* _Problem to work on_:
Lift out each line of the data that holds "Training".

* _Supplied material_:

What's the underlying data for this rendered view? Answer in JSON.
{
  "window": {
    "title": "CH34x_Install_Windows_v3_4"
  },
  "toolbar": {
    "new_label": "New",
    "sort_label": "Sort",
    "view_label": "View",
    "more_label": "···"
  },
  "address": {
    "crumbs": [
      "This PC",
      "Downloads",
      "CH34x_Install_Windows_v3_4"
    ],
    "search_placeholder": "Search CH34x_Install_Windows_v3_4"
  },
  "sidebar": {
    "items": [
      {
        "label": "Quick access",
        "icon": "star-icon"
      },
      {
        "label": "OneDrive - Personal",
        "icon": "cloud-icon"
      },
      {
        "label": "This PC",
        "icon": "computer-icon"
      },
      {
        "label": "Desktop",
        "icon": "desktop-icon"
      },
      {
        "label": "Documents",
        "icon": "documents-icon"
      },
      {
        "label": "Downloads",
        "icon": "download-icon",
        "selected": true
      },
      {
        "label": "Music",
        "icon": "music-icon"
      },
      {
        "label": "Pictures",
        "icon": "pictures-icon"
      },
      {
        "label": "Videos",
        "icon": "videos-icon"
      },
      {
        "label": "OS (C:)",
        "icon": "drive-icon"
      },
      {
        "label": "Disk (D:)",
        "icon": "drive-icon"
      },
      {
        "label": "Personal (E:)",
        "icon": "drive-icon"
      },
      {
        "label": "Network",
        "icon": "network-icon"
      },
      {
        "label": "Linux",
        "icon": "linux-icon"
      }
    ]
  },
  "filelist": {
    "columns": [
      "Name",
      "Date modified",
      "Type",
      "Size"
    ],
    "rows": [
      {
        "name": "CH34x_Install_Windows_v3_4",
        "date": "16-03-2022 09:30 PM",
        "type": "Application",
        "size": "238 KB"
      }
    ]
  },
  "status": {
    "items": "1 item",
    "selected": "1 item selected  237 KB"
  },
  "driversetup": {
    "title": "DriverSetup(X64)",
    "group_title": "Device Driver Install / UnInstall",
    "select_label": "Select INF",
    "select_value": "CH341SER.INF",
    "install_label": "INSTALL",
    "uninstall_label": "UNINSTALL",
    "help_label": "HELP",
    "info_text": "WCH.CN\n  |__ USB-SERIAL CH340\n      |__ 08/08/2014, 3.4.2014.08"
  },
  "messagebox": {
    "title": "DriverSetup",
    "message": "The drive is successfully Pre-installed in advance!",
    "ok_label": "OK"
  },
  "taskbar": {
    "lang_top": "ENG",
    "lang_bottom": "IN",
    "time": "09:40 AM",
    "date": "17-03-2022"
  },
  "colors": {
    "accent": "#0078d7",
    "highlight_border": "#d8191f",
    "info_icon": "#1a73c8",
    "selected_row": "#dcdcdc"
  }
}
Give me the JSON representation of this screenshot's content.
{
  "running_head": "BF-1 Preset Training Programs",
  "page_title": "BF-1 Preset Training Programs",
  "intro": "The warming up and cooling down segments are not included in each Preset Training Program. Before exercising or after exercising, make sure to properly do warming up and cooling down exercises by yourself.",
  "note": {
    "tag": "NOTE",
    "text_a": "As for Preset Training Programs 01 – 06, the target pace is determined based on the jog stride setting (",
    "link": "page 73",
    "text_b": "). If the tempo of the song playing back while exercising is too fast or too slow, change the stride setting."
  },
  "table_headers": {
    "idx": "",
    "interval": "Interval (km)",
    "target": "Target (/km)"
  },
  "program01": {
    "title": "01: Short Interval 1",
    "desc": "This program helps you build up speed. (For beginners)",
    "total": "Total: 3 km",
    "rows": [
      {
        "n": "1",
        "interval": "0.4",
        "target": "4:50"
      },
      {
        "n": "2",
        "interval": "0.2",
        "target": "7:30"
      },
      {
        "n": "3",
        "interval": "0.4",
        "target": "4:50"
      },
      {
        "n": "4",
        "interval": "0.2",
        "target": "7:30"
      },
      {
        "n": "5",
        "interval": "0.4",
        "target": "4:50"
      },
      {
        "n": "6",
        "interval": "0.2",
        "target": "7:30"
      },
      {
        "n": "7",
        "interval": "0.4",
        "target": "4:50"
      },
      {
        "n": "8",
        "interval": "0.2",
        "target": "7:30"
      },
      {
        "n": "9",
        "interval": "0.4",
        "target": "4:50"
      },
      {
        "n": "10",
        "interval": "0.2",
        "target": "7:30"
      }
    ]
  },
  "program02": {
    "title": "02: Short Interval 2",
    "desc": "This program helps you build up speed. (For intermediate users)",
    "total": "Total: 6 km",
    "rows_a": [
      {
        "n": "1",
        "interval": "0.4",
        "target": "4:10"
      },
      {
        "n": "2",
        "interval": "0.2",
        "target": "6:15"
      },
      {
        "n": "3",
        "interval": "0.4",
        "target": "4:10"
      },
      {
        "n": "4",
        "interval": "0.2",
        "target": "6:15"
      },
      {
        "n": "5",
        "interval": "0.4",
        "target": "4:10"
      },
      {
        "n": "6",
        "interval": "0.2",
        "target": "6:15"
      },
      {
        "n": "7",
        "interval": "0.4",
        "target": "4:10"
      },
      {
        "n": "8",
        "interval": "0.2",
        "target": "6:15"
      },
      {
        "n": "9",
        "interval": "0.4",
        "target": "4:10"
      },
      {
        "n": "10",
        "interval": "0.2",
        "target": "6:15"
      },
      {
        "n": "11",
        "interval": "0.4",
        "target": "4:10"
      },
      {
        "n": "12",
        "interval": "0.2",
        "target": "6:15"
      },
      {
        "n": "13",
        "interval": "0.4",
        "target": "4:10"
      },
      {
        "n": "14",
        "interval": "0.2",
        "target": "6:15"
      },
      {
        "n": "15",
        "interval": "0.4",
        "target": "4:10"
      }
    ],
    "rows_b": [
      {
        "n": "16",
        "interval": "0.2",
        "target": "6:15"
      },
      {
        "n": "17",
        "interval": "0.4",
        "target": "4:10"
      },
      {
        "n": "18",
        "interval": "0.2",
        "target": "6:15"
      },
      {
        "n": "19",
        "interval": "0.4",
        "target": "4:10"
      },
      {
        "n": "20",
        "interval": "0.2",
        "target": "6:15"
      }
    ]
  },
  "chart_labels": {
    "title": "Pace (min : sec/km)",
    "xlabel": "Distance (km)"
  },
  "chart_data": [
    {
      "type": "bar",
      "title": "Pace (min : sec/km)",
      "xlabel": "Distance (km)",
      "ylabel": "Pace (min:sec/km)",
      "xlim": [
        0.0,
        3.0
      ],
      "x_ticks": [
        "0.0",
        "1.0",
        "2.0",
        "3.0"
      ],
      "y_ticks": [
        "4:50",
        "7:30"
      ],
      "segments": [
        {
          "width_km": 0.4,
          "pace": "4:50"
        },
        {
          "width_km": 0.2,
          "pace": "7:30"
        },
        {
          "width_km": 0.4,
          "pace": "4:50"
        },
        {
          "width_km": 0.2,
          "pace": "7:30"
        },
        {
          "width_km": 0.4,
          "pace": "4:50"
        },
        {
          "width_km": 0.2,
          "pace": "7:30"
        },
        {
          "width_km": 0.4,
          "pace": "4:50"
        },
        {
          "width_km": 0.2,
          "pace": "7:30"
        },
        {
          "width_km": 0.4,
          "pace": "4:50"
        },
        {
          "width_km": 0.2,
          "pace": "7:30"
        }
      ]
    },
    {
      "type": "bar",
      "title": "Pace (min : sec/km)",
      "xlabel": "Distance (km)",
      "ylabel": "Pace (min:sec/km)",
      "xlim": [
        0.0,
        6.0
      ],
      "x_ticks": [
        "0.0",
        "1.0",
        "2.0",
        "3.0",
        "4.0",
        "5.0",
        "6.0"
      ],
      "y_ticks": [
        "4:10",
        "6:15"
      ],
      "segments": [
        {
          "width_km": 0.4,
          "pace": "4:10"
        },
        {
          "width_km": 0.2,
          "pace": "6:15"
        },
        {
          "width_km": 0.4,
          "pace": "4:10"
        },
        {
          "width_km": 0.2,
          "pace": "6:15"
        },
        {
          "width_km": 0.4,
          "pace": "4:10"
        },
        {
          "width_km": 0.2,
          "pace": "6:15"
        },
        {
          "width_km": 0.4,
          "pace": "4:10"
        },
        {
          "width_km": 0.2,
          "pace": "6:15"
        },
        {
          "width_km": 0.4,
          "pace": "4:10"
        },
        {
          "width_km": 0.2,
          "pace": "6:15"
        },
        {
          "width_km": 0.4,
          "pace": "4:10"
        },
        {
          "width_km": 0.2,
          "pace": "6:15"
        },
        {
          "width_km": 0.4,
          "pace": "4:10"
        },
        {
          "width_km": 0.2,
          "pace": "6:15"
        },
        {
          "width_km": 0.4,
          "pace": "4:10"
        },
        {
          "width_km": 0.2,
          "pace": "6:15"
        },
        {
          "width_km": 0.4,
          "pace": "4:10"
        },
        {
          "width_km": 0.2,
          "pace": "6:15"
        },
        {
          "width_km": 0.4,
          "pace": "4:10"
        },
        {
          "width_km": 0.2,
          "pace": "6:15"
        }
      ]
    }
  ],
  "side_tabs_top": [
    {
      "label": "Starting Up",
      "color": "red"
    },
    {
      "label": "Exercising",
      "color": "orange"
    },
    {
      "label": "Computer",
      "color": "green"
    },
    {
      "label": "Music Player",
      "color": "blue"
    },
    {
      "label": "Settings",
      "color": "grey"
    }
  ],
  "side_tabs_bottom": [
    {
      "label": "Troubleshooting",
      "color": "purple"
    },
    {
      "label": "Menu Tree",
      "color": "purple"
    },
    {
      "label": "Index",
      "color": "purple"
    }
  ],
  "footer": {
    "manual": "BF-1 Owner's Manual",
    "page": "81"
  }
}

* _Solution_:
  "running_head": "BF-1 Preset Training Programs",
  "page_title": "BF-1 Preset Training Programs",
  "intro": "The warming up and cooling down segments are not included in each Preset Training Program. Before exercising or after exercising, make sure to properly do warming up and cooling down exercises by yourself.",
    "text_a": "As for Preset Training Programs 01 – 06, the target pace is determined based on the jog stride setting (",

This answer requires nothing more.